(TEXT begins)
How to ensure higher platelets yields? :
Choice of progenitors for platelets engineering in-vitro
The source of cells i.e., iPSC or hESC is an important factor determining the yield of substantial quantities of differentiated MKs. Although both these cell types are pluripotent, the iPSCs have can override the ethical concerns associated with iPSCs. In many cases used of CD34+ progenitors isolated from peripheral blood, bone marrow or cord blood can be advantageous because the source materials can be handled easily, overall efficiency of platelets yield and close resemblance of platelets ultrastructure to platelets generated in-vivo. However, a major drawback of CD34+ cells lies in their limited expansion potential. However, Nakamura et al., have generated an expandable MK line capable of giving rise to platelets in-vitro by overexpressing c-MYC and BCLXL. Another such immortalized MK line has been developed by Moreau et al., by overexpressing transcription factors such as FLI1, GATA1 and TAL1. Both these lines have been reported to generate platelets with higher efficiency and in shorter time frames compared to iPSCs. Furthermore, the advent of CRISPR-Cas9 genome editing technology has been an additional boon for generating HLA-1 deletions in MKs and platelets, which can overcome platelets refractoriness after transfusion. In-spite of the many promising advances in the molecular genetic techniques, a major challenge remains the ability to generate industrial scale production of artificial platelets to keep up with the demands.
(TEXT ends)
(THE DATA begins)
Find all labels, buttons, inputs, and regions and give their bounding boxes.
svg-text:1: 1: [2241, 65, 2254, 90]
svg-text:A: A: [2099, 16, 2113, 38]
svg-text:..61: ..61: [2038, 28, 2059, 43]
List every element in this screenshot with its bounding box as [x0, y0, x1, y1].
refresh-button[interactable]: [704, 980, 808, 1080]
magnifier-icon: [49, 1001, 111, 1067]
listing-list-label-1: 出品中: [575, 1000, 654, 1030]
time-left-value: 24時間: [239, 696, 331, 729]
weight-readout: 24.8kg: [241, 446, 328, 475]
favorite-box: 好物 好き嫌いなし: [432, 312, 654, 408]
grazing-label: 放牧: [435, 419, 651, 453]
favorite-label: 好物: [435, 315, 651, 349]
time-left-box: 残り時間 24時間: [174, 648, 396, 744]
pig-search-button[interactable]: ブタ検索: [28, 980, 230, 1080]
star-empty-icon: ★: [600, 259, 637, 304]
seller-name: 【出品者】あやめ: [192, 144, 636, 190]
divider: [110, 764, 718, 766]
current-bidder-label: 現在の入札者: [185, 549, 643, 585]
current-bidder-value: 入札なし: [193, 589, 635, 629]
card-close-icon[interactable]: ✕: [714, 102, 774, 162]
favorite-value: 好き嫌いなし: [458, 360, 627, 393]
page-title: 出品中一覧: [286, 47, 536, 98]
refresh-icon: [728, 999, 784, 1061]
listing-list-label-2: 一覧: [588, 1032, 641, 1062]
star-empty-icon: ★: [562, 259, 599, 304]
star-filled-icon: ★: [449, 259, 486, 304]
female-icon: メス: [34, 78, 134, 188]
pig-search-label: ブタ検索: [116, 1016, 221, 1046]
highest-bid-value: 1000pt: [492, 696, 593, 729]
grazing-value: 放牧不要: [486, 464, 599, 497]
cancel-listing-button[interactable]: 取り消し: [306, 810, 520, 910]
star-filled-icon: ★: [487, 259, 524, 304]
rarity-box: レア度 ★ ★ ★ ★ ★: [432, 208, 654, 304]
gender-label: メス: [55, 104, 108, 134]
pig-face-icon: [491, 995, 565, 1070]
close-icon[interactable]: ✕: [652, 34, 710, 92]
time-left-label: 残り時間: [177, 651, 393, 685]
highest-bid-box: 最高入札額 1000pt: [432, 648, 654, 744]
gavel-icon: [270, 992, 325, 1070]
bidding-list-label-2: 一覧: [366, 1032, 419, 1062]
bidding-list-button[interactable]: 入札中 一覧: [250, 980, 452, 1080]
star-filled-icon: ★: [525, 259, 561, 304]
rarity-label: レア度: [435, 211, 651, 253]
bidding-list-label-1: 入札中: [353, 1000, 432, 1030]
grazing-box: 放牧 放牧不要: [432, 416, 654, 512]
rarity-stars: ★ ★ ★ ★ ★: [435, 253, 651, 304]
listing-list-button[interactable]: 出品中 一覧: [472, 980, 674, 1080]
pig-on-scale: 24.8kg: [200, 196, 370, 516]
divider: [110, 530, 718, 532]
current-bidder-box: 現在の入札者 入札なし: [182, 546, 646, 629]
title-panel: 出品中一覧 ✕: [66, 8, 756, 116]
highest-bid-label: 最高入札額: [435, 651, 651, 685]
(THE DATA ends)
### BRIEF
Answer these questions using the text on platelet yields:
(a) What major drawback of CD34+ cells does the text name?
(b) Which two genes did Nakamura et al. overexpress to generate an expandable MK line?
(c) What does the text say CRISPR-Cas9 has been used to generate in MKs and platelets?

### ANSWER FOR THE TASK
(a) Their limited expansion potential.
(b) c-MYC and BCLXL.
(c) HLA-1 deletions, which can overcome platelet refractoriness after transfusion.